Begin Record set

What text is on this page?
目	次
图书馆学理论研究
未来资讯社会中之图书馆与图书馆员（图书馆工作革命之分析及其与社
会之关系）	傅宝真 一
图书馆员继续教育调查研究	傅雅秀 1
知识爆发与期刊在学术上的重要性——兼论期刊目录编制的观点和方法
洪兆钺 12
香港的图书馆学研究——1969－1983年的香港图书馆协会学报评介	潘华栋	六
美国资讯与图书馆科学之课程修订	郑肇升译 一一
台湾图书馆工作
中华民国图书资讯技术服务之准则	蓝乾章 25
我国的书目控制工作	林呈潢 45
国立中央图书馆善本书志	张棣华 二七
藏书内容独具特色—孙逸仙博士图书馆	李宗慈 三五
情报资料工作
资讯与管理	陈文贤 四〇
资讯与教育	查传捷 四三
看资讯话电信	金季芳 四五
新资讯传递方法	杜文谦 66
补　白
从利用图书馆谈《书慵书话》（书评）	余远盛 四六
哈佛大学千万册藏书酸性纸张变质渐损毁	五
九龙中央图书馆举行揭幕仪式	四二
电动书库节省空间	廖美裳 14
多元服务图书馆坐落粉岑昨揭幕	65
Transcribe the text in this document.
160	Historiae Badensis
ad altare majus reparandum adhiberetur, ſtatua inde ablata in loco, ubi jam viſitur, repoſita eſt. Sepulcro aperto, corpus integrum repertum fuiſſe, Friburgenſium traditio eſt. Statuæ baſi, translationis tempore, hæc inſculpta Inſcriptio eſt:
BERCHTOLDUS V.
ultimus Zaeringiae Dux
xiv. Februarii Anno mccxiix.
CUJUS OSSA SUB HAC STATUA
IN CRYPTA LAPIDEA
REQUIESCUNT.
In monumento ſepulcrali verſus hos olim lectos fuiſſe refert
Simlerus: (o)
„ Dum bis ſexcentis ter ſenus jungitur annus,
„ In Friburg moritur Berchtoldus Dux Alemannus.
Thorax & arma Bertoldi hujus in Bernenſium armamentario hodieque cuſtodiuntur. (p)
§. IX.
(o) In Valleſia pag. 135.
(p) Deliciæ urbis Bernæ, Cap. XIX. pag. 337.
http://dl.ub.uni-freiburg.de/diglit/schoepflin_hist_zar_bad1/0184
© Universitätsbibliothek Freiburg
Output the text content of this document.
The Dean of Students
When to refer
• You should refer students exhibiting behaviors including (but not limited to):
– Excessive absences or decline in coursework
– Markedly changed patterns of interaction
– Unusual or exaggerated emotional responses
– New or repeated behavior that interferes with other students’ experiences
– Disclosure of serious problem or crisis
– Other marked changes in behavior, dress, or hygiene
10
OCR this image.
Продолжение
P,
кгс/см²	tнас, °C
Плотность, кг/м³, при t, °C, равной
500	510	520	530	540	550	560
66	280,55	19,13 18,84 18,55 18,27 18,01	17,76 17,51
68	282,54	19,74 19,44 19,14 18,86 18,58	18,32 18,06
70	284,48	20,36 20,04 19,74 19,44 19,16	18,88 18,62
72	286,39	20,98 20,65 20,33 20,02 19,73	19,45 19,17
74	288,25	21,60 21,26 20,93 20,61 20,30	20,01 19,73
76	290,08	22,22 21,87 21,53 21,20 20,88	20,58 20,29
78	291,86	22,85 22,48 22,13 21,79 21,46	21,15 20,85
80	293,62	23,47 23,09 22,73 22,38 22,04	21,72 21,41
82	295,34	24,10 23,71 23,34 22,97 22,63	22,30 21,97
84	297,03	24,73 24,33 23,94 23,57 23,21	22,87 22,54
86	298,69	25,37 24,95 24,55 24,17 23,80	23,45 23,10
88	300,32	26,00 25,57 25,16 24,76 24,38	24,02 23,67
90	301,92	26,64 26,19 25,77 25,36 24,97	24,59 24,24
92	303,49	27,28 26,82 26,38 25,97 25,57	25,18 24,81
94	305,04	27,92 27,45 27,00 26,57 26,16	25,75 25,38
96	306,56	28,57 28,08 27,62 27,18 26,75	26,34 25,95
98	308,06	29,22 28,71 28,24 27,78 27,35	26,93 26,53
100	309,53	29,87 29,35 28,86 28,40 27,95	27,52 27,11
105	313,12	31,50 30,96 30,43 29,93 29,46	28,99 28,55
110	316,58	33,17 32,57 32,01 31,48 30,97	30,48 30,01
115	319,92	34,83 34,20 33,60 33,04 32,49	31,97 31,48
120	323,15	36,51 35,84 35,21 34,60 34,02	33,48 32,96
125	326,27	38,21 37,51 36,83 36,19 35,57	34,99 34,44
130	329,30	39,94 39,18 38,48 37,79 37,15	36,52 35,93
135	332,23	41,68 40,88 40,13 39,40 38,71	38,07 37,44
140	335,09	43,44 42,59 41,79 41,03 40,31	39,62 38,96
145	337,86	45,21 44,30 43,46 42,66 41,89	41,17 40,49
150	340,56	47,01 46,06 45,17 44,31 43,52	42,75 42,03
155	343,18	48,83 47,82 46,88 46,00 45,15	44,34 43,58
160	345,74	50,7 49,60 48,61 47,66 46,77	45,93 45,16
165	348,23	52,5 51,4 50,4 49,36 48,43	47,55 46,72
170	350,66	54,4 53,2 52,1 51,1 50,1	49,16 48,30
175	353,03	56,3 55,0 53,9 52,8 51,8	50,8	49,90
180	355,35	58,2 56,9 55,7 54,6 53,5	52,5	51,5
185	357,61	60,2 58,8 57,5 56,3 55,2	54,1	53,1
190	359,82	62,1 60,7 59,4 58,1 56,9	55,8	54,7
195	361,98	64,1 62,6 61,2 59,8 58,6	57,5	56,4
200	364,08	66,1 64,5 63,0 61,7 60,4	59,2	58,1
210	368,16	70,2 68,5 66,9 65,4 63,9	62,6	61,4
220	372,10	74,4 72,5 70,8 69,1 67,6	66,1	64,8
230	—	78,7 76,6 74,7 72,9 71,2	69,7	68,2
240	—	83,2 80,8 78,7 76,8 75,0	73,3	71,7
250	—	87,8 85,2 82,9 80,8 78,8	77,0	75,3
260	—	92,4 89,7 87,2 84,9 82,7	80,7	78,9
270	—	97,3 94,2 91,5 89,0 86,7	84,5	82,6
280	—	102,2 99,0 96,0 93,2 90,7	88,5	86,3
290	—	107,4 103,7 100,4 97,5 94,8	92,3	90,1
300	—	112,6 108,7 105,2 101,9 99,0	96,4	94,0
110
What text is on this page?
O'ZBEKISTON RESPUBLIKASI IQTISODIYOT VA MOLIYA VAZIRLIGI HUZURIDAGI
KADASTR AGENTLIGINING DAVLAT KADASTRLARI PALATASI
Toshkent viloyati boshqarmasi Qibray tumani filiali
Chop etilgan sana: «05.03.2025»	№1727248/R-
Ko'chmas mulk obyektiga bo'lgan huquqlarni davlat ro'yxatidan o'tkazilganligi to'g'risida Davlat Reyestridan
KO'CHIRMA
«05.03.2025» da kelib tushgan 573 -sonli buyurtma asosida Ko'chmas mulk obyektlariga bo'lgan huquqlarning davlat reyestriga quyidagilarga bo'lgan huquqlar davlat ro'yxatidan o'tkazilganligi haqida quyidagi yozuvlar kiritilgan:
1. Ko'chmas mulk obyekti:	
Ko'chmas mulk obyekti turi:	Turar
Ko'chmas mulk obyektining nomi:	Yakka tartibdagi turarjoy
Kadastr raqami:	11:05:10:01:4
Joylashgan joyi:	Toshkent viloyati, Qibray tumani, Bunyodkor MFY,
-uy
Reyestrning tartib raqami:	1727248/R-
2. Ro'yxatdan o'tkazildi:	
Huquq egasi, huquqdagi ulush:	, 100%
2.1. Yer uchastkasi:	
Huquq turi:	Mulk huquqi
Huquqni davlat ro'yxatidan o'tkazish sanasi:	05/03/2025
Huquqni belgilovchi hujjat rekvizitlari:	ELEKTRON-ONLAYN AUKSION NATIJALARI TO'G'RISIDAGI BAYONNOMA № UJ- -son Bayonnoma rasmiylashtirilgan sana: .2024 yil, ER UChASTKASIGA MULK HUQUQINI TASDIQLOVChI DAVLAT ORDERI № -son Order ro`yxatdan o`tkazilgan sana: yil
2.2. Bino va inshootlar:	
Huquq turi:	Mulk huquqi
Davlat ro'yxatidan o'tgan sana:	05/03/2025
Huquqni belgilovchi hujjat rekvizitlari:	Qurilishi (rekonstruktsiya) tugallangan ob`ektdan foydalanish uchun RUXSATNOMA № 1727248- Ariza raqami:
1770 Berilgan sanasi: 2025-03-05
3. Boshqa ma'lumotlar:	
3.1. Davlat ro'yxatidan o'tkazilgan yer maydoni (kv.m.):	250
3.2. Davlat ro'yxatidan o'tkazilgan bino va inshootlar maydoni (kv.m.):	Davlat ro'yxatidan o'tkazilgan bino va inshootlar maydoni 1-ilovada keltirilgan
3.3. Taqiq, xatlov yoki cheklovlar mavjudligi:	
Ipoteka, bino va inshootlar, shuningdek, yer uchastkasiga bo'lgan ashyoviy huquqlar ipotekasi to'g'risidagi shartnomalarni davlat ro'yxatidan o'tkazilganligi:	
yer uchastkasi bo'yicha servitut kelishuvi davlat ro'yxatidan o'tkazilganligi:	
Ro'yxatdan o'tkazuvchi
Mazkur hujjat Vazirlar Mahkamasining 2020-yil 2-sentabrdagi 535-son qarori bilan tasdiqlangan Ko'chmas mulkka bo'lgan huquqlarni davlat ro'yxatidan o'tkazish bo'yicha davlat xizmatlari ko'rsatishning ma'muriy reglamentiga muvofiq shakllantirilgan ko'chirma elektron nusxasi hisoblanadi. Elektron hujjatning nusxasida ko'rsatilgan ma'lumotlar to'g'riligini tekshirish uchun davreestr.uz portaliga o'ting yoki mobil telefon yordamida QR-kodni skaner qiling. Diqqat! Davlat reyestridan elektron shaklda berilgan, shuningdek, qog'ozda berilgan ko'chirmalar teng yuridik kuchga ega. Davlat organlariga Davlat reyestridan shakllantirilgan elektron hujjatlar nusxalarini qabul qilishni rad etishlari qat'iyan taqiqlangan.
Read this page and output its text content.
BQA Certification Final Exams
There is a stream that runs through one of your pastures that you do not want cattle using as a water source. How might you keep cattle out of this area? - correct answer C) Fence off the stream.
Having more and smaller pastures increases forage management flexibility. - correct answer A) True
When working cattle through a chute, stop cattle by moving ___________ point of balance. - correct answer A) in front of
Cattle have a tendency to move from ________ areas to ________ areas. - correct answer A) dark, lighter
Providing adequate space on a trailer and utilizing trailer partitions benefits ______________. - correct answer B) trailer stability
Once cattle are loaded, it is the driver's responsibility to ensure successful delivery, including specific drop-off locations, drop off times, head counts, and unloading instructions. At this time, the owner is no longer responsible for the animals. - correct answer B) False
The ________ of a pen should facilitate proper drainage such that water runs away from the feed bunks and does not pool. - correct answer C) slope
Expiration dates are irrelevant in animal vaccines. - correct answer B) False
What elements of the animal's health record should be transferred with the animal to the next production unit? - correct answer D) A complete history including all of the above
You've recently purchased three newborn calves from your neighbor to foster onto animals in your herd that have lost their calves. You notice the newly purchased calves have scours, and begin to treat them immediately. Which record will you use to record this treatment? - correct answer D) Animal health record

End Record set

Track down every line holding the string "content" and copy it.

== Result ==
Output the text content of this document.
Read this page and output its text content.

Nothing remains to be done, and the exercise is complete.